Write out the listing beneath this instruction in its entirety, exactly as it reads.

==================================================

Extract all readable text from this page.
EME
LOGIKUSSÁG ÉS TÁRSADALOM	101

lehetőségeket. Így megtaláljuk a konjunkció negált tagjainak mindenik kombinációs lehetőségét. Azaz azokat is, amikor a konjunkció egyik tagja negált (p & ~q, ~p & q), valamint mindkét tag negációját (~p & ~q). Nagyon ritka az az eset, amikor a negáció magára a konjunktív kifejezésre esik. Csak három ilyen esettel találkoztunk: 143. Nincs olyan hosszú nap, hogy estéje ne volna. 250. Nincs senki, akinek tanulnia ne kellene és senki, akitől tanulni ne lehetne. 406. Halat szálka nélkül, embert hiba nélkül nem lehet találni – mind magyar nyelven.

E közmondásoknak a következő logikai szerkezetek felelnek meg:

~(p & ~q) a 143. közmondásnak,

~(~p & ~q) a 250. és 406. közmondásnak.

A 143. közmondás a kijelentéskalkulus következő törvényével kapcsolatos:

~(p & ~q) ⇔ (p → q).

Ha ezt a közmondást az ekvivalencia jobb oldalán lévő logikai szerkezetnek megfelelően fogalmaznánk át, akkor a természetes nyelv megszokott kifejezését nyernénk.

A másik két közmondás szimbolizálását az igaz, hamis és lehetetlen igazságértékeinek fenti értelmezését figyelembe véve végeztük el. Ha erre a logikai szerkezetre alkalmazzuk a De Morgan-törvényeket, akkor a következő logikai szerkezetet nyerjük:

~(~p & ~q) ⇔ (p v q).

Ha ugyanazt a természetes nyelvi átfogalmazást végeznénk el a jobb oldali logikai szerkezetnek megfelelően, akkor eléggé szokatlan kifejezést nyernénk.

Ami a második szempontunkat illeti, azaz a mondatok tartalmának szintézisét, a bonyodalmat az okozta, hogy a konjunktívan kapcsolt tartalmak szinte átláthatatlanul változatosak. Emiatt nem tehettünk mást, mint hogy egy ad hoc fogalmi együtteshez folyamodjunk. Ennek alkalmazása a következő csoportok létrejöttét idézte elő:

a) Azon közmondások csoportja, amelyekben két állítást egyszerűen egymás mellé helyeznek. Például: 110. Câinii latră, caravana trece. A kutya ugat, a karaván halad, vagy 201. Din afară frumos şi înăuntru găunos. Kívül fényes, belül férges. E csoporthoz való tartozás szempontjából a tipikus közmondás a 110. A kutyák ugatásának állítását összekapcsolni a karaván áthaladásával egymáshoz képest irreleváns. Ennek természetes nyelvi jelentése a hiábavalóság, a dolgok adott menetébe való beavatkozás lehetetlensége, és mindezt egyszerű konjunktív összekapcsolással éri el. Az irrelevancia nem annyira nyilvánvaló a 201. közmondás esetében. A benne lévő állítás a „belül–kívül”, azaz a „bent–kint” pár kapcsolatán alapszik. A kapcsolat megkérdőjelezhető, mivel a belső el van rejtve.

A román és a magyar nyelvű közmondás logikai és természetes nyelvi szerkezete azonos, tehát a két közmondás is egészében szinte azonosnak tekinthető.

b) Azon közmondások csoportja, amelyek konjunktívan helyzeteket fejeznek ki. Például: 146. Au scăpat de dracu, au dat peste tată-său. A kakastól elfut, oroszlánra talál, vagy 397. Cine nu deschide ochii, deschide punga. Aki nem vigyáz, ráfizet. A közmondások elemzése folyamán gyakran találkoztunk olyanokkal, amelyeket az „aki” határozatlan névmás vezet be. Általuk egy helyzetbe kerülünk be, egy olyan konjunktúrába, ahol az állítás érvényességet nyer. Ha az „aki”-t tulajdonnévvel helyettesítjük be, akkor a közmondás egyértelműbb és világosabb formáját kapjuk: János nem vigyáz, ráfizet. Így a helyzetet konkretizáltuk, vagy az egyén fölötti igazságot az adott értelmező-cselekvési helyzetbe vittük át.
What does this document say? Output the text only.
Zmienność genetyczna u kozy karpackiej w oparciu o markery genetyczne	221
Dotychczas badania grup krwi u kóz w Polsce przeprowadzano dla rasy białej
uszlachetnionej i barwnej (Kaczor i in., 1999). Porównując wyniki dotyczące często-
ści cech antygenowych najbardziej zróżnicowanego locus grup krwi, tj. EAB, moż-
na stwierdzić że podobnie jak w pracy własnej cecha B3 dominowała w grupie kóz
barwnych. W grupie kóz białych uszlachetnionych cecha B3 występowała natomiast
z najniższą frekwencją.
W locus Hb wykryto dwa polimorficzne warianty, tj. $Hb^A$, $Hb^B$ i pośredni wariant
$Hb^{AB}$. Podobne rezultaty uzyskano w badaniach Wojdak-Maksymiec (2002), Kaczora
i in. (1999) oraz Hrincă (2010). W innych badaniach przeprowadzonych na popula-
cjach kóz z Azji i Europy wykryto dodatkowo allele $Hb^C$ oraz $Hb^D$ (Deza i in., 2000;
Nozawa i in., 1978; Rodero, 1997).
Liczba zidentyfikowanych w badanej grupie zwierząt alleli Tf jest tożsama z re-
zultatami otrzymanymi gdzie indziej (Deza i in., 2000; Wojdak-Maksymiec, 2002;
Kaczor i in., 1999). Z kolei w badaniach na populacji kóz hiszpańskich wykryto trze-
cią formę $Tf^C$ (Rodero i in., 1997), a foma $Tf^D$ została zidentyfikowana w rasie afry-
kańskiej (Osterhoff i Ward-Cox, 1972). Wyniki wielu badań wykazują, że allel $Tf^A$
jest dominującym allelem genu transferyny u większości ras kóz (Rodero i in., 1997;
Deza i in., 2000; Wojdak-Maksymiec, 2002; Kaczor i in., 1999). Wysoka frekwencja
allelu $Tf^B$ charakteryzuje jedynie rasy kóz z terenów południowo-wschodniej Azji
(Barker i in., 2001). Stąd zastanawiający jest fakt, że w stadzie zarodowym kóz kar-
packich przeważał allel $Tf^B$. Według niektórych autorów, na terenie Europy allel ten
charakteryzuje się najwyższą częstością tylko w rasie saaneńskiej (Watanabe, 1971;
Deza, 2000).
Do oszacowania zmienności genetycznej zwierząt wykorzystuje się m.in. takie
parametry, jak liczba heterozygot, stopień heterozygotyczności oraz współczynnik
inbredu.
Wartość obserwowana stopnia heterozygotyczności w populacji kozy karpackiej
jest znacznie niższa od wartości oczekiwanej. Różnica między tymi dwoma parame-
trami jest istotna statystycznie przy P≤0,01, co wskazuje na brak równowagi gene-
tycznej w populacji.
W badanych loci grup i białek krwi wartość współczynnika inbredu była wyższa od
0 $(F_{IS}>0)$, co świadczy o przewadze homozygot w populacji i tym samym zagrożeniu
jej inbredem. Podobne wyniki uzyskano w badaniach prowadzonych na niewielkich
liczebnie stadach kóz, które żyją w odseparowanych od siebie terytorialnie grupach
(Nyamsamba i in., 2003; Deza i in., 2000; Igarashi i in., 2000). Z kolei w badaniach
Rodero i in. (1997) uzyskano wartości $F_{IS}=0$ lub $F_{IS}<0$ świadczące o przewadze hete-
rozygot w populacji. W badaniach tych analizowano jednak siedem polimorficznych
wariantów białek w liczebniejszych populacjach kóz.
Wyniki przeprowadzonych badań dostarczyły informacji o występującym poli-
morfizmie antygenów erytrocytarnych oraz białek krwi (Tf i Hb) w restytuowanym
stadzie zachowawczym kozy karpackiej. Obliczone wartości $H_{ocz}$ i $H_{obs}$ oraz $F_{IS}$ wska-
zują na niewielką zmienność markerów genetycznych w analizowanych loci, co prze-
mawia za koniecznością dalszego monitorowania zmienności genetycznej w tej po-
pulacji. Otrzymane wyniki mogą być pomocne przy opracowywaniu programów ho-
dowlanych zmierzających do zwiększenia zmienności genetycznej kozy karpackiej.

==================================================

[Exercise response]:
Extract all readable text from this page.
EME
LOGIKUSSÁG ÉS TÁRSADALOM	101

lehetőségeket. Így megtaláljuk a konjunkció negált tagjainak mindenik kombinációs lehetőségét. Azaz azokat is, amikor a konjunkció egyik tagja negált (p & ~q, ~p & q), valamint mindkét tag negációját (~p & ~q). Nagyon ritka az az eset, amikor a negáció magára a konjunktív kifejezésre esik. Csak három ilyen esettel találkoztunk: 143. Nincs olyan hosszú nap, hogy estéje ne volna. 250. Nincs senki, akinek tanulnia ne kellene és senki, akitől tanulni ne lehetne. 406. Halat szálka nélkül, embert hiba nélkül nem lehet találni – mind magyar nyelven.

E közmondásoknak a következő logikai szerkezetek felelnek meg:

~(p & ~q) a 143. közmondásnak,

~(~p & ~q) a 250. és 406. közmondásnak.

A 143. közmondás a kijelentéskalkulus következő törvényével kapcsolatos:

~(p & ~q) ⇔ (p → q).

Ha ezt a közmondást az ekvivalencia jobb oldalán lévő logikai szerkezetnek megfelelően fogalmaznánk át, akkor a természetes nyelv megszokott kifejezését nyernénk.

A másik két közmondás szimbolizálását az igaz, hamis és lehetetlen igazságértékeinek fenti értelmezését figyelembe véve végeztük el. Ha erre a logikai szerkezetre alkalmazzuk a De Morgan-törvényeket, akkor a következő logikai szerkezetet nyerjük:

~(~p & ~q) ⇔ (p v q).

Ha ugyanazt a természetes nyelvi átfogalmazást végeznénk el a jobb oldali logikai szerkezetnek megfelelően, akkor eléggé szokatlan kifejezést nyernénk.

Ami a második szempontunkat illeti, azaz a mondatok tartalmának szintézisét, a bonyodalmat az okozta, hogy a konjunktívan kapcsolt tartalmak szinte átláthatatlanul változatosak. Emiatt nem tehettünk mást, mint hogy egy ad hoc fogalmi együtteshez folyamodjunk. Ennek alkalmazása a következő csoportok létrejöttét idézte elő:

a) Azon közmondások csoportja, amelyekben két állítást egyszerűen egymás mellé helyeznek. Például: 110. Câinii latră, caravana trece. A kutya ugat, a karaván halad, vagy 201. Din afară frumos şi înăuntru găunos. Kívül fényes, belül férges. E csoporthoz való tartozás szempontjából a tipikus közmondás a 110. A kutyák ugatásának állítását összekapcsolni a karaván áthaladásával egymáshoz képest irreleváns. Ennek természetes nyelvi jelentése a hiábavalóság, a dolgok adott menetébe való beavatkozás lehetetlensége, és mindezt egyszerű konjunktív összekapcsolással éri el. Az irrelevancia nem annyira nyilvánvaló a 201. közmondás esetében. A benne lévő állítás a „belül–kívül”, azaz a „bent–kint” pár kapcsolatán alapszik. A kapcsolat megkérdőjelezhető, mivel a belső el van rejtve.

A román és a magyar nyelvű közmondás logikai és természetes nyelvi szerkezete azonos, tehát a két közmondás is egészében szinte azonosnak tekinthető.

b) Azon közmondások csoportja, amelyek konjunktívan helyzeteket fejeznek ki. Például: 146. Au scăpat de dracu, au dat peste tată-său. A kakastól elfut, oroszlánra talál, vagy 397. Cine nu deschide ochii, deschide punga. Aki nem vigyáz, ráfizet. A közmondások elemzése folyamán gyakran találkoztunk olyanokkal, amelyeket az „aki” határozatlan névmás vezet be. Általuk egy helyzetbe kerülünk be, egy olyan konjunktúrába, ahol az állítás érvényességet nyer. Ha az „aki”-t tulajdonnévvel helyettesítjük be, akkor a közmondás egyértelműbb és világosabb formáját kapjuk: János nem vigyáz, ráfizet. Így a helyzetet konkretizáltuk, vagy az egyén fölötti igazságot az adott értelmező-cselekvési helyzetbe vittük át.
What does this document say? Output the text only.
Zmienność genetyczna u kozy karpackiej w oparciu o markery genetyczne	221
Dotychczas badania grup krwi u kóz w Polsce przeprowadzano dla rasy białej
uszlachetnionej i barwnej (Kaczor i in., 1999). Porównując wyniki dotyczące często-
ści cech antygenowych najbardziej zróżnicowanego locus grup krwi, tj. EAB, moż-
na stwierdzić że podobnie jak w pracy własnej cecha B3 dominowała w grupie kóz
barwnych. W grupie kóz białych uszlachetnionych cecha B3 występowała natomiast
z najniższą frekwencją.
W locus Hb wykryto dwa polimorficzne warianty, tj. $Hb^A$, $Hb^B$ i pośredni wariant
$Hb^{AB}$. Podobne rezultaty uzyskano w badaniach Wojdak-Maksymiec (2002), Kaczora
i in. (1999) oraz Hrincă (2010). W innych badaniach przeprowadzonych na popula-
cjach kóz z Azji i Europy wykryto dodatkowo allele $Hb^C$ oraz $Hb^D$ (Deza i in., 2000;
Nozawa i in., 1978; Rodero, 1997).
Liczba zidentyfikowanych w badanej grupie zwierząt alleli Tf jest tożsama z re-
zultatami otrzymanymi gdzie indziej (Deza i in., 2000; Wojdak-Maksymiec, 2002;
Kaczor i in., 1999). Z kolei w badaniach na populacji kóz hiszpańskich wykryto trze-
cią formę $Tf^C$ (Rodero i in., 1997), a foma $Tf^D$ została zidentyfikowana w rasie afry-
kańskiej (Osterhoff i Ward-Cox, 1972). Wyniki wielu badań wykazują, że allel $Tf^A$
jest dominującym allelem genu transferyny u większości ras kóz (Rodero i in., 1997;
Deza i in., 2000; Wojdak-Maksymiec, 2002; Kaczor i in., 1999). Wysoka frekwencja
allelu $Tf^B$ charakteryzuje jedynie rasy kóz z terenów południowo-wschodniej Azji
(Barker i in., 2001). Stąd zastanawiający jest fakt, że w stadzie zarodowym kóz kar-
packich przeważał allel $Tf^B$. Według niektórych autorów, na terenie Europy allel ten
charakteryzuje się najwyższą częstością tylko w rasie saaneńskiej (Watanabe, 1971;
Deza, 2000).
Do oszacowania zmienności genetycznej zwierząt wykorzystuje się m.in. takie
parametry, jak liczba heterozygot, stopień heterozygotyczności oraz współczynnik
inbredu.
Wartość obserwowana stopnia heterozygotyczności w populacji kozy karpackiej
jest znacznie niższa od wartości oczekiwanej. Różnica między tymi dwoma parame-
trami jest istotna statystycznie przy P≤0,01, co wskazuje na brak równowagi gene-
tycznej w populacji.
W badanych loci grup i białek krwi wartość współczynnika inbredu była wyższa od
0 $(F_{IS}>0)$, co świadczy o przewadze homozygot w populacji i tym samym zagrożeniu
jej inbredem. Podobne wyniki uzyskano w badaniach prowadzonych na niewielkich
liczebnie stadach kóz, które żyją w odseparowanych od siebie terytorialnie grupach
(Nyamsamba i in., 2003; Deza i in., 2000; Igarashi i in., 2000). Z kolei w badaniach
Rodero i in. (1997) uzyskano wartości $F_{IS}=0$ lub $F_{IS}<0$ świadczące o przewadze hete-
rozygot w populacji. W badaniach tych analizowano jednak siedem polimorficznych
wariantów białek w liczebniejszych populacjach kóz.
Wyniki przeprowadzonych badań dostarczyły informacji o występującym poli-
morfizmie antygenów erytrocytarnych oraz białek krwi (Tf i Hb) w restytuowanym
stadzie zachowawczym kozy karpackiej. Obliczone wartości $H_{ocz}$ i $H_{obs}$ oraz $F_{IS}$ wska-
zują na niewielką zmienność markerów genetycznych w analizowanych loci, co prze-
mawia za koniecznością dalszego monitorowania zmienności genetycznej w tej po-
pulacji. Otrzymane wyniki mogą być pomocne przy opracowywaniu programów ho-
dowlanych zmierzających do zwiększenia zmienności genetycznej kozy karpackiej.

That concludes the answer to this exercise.